Check every line below for the word "الخلاف" and show those that hold it.

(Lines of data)
○ ○ ○
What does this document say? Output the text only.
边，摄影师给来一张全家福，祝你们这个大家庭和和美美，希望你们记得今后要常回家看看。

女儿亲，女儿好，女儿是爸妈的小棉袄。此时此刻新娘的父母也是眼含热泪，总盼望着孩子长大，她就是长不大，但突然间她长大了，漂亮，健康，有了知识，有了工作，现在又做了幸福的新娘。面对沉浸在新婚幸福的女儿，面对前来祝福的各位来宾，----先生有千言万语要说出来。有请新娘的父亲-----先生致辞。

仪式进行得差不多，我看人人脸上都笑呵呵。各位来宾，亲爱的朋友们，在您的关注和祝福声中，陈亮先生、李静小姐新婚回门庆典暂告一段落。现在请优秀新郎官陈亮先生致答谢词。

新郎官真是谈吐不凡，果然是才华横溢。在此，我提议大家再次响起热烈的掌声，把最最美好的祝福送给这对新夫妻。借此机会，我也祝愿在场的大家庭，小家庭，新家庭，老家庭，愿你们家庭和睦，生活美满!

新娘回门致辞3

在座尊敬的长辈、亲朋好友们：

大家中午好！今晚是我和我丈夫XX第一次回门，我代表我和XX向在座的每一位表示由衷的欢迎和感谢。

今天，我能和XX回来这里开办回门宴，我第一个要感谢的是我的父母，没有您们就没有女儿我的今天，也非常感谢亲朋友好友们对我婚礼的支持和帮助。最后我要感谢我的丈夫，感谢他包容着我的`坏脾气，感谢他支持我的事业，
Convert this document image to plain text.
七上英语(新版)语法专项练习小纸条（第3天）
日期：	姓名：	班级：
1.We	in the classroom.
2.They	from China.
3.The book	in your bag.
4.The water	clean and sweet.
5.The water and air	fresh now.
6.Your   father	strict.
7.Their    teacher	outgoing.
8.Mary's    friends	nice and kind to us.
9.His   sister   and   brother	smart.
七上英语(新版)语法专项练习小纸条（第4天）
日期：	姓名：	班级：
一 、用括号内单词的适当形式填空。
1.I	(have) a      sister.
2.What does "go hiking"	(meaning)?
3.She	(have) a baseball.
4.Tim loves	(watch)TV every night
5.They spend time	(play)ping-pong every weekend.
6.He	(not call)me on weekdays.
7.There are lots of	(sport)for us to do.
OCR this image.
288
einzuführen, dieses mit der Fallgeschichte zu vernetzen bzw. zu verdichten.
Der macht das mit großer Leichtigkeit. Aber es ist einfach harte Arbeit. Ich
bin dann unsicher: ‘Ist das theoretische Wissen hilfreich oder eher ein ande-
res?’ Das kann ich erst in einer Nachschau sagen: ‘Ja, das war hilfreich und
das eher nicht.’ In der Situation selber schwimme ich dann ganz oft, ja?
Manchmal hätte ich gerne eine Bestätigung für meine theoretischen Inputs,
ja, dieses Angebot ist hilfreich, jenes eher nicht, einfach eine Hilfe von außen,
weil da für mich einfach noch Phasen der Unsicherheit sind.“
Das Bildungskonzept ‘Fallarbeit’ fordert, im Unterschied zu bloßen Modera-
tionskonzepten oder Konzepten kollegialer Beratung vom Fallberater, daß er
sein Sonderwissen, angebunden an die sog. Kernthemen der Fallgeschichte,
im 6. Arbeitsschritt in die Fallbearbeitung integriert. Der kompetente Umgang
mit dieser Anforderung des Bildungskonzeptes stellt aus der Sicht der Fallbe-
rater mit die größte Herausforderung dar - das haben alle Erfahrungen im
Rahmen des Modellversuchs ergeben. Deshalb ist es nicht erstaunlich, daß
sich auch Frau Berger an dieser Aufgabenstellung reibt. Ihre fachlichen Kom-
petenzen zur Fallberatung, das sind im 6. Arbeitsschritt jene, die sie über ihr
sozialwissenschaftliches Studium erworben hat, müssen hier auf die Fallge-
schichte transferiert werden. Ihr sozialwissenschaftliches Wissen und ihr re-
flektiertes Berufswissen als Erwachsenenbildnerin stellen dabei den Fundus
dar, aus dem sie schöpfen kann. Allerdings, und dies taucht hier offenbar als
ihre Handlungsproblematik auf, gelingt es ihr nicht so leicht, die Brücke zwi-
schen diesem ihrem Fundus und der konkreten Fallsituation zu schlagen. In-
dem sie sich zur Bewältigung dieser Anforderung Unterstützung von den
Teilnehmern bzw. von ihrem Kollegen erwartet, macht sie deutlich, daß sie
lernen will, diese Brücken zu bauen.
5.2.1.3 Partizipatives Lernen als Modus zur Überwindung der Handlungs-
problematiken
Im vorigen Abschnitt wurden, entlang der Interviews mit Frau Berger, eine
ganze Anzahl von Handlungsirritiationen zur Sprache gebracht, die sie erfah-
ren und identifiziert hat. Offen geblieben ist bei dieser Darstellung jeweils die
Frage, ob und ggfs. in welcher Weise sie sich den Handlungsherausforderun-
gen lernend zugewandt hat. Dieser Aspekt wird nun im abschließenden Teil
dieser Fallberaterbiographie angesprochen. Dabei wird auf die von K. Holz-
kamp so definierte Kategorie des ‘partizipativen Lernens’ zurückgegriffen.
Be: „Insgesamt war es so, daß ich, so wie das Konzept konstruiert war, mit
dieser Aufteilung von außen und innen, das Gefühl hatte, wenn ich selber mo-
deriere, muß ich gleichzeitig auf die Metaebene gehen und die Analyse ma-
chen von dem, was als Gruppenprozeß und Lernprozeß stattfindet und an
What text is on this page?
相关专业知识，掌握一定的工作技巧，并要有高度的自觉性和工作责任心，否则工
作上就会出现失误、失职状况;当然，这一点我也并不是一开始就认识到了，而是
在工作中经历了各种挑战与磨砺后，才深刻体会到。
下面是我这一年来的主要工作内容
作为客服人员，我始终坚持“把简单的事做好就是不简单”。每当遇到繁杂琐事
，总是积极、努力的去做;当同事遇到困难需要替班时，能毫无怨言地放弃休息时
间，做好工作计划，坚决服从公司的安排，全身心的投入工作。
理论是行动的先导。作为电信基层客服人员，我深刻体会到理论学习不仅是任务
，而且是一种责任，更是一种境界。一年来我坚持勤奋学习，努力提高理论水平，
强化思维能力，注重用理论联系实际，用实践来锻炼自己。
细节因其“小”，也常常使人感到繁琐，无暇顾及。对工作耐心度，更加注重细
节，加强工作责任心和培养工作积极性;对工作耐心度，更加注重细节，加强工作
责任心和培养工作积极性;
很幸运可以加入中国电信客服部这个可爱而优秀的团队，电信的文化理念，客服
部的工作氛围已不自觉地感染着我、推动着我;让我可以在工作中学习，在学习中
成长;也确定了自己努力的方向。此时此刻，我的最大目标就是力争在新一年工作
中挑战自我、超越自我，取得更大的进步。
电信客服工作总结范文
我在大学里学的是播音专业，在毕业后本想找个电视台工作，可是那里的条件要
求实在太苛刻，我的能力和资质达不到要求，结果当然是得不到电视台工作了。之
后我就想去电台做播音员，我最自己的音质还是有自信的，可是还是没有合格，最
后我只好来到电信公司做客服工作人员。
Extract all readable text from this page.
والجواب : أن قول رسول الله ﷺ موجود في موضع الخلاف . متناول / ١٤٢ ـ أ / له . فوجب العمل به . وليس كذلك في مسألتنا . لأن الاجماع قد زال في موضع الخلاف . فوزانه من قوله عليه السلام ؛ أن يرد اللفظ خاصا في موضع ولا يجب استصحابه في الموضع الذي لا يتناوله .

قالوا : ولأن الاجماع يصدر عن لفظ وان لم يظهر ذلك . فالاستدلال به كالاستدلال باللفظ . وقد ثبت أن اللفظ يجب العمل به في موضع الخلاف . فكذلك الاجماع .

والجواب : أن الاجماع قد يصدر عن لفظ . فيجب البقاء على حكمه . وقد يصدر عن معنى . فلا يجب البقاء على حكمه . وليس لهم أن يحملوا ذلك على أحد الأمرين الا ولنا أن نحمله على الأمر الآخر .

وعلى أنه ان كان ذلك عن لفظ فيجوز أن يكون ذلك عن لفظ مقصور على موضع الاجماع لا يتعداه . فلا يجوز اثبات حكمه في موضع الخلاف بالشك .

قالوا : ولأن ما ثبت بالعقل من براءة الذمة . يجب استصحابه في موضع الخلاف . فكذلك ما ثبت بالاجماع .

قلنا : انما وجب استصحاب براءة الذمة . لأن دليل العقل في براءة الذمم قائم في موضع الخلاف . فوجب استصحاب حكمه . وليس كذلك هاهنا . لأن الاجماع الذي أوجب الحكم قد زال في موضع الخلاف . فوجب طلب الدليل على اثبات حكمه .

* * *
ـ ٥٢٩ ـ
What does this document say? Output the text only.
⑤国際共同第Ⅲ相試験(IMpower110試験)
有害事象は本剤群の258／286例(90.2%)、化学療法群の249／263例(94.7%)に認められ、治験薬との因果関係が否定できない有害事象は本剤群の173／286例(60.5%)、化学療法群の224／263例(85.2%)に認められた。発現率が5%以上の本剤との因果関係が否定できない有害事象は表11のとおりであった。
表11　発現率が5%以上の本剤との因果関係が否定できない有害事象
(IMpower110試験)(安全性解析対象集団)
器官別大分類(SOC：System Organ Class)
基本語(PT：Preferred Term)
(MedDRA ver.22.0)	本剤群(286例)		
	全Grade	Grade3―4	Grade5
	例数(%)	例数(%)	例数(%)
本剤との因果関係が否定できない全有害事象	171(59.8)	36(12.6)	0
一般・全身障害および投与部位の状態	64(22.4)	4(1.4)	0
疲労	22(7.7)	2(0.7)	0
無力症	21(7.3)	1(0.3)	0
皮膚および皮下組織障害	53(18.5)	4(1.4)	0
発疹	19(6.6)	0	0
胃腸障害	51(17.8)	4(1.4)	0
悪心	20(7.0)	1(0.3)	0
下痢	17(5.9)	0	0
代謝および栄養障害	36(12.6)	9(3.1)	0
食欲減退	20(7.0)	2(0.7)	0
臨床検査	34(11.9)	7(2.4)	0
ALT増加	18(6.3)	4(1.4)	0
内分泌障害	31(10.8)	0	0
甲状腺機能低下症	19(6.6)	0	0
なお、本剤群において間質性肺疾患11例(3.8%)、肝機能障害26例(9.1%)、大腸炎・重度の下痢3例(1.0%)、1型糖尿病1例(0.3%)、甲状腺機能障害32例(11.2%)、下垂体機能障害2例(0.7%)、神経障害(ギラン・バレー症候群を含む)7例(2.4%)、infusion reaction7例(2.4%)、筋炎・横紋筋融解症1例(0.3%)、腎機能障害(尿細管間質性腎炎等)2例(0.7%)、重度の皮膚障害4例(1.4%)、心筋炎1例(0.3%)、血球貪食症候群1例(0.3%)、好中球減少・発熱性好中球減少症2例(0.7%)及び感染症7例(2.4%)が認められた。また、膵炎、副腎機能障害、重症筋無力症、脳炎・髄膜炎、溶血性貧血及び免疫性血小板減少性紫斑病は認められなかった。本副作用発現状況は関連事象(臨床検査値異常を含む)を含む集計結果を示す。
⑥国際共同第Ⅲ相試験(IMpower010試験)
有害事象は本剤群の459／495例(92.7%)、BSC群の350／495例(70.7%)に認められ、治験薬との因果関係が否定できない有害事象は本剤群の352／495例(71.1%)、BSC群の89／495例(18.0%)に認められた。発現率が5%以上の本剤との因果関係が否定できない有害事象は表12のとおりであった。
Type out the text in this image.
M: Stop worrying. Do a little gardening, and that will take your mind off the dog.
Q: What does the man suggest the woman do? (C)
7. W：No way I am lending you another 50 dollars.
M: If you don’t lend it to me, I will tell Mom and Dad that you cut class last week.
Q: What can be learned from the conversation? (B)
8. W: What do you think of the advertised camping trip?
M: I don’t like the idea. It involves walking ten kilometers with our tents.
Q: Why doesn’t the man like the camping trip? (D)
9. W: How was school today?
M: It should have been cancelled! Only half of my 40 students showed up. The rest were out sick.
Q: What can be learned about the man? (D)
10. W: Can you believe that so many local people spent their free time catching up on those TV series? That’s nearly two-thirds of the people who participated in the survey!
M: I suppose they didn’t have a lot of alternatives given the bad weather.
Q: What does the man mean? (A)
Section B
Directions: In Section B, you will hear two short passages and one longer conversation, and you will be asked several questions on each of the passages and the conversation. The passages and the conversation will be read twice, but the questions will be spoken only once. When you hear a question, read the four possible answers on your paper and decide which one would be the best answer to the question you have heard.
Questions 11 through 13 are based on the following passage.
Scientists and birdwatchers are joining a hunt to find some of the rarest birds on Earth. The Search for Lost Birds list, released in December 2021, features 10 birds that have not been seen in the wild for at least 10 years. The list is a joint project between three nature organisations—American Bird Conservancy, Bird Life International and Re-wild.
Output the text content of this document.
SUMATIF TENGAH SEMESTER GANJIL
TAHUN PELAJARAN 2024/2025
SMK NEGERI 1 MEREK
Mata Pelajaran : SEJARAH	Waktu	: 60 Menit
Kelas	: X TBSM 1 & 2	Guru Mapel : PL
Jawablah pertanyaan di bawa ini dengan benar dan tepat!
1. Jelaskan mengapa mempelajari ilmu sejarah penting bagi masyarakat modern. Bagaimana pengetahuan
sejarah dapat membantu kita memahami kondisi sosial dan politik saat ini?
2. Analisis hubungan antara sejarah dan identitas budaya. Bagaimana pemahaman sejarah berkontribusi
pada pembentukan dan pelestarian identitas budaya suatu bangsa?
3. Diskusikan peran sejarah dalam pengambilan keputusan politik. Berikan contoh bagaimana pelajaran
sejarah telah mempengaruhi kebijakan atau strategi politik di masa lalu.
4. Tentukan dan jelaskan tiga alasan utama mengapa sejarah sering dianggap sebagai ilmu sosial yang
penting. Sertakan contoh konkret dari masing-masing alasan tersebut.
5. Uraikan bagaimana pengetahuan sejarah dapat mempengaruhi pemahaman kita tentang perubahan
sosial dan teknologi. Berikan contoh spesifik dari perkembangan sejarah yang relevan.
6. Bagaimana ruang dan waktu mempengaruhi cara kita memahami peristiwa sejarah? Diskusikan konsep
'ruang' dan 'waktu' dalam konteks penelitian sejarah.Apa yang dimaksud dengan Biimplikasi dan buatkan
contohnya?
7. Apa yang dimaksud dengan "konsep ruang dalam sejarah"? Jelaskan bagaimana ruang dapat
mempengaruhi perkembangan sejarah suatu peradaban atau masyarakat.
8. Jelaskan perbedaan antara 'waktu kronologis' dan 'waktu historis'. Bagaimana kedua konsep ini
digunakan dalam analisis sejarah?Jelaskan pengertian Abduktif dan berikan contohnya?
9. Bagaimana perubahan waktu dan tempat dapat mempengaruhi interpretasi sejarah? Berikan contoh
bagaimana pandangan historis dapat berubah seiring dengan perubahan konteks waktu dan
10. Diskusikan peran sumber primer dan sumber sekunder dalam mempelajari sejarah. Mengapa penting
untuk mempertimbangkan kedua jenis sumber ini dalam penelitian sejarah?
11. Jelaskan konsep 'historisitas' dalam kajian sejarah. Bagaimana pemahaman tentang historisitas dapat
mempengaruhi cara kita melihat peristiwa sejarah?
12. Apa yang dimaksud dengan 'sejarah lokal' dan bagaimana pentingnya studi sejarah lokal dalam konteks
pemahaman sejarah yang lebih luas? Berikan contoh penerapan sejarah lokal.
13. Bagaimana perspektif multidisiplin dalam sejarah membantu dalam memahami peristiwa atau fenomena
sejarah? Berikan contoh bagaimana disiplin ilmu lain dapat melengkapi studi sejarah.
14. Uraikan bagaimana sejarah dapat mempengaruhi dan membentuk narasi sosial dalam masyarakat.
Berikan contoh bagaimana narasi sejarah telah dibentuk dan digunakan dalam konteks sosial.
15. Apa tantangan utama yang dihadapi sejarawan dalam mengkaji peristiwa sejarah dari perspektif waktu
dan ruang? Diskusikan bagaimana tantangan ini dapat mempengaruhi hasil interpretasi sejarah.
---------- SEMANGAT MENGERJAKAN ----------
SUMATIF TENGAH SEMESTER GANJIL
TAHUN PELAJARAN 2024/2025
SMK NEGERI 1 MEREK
○ ○ ○
_Worked solution_
والجواب : أن قول رسول الله ﷺ موجود في موضع الخلاف . متناول / ١٤٢ ـ أ / له . فوجب العمل به . وليس كذلك في مسألتنا . لأن الاجماع قد زال في موضع الخلاف . فوزانه من قوله عليه السلام ؛ أن يرد اللفظ خاصا في موضع ولا يجب استصحابه في الموضع الذي لا يتناوله .
قالوا : ولأن الاجماع يصدر عن لفظ وان لم يظهر ذلك . فالاستدلال به كالاستدلال باللفظ . وقد ثبت أن اللفظ يجب العمل به في موضع الخلاف . فكذلك الاجماع .
وعلى أنه ان كان ذلك عن لفظ فيجوز أن يكون ذلك عن لفظ مقصور على موضع الاجماع لا يتعداه . فلا يجوز اثبات حكمه في موضع الخلاف بالشك .
قالوا : ولأن ما ثبت بالعقل من براءة الذمة . يجب استصحابه في موضع الخلاف . فكذلك ما ثبت بالاجماع .
قلنا : انما وجب استصحاب براءة الذمة . لأن دليل العقل في براءة الذمم قائم في موضع الخلاف . فوجب استصحاب حكمه . وليس كذلك هاهنا . لأن الاجماع الذي أوجب الحكم قد زال في موضع الخلاف . فوجب طلب الدليل على اثبات حكمه .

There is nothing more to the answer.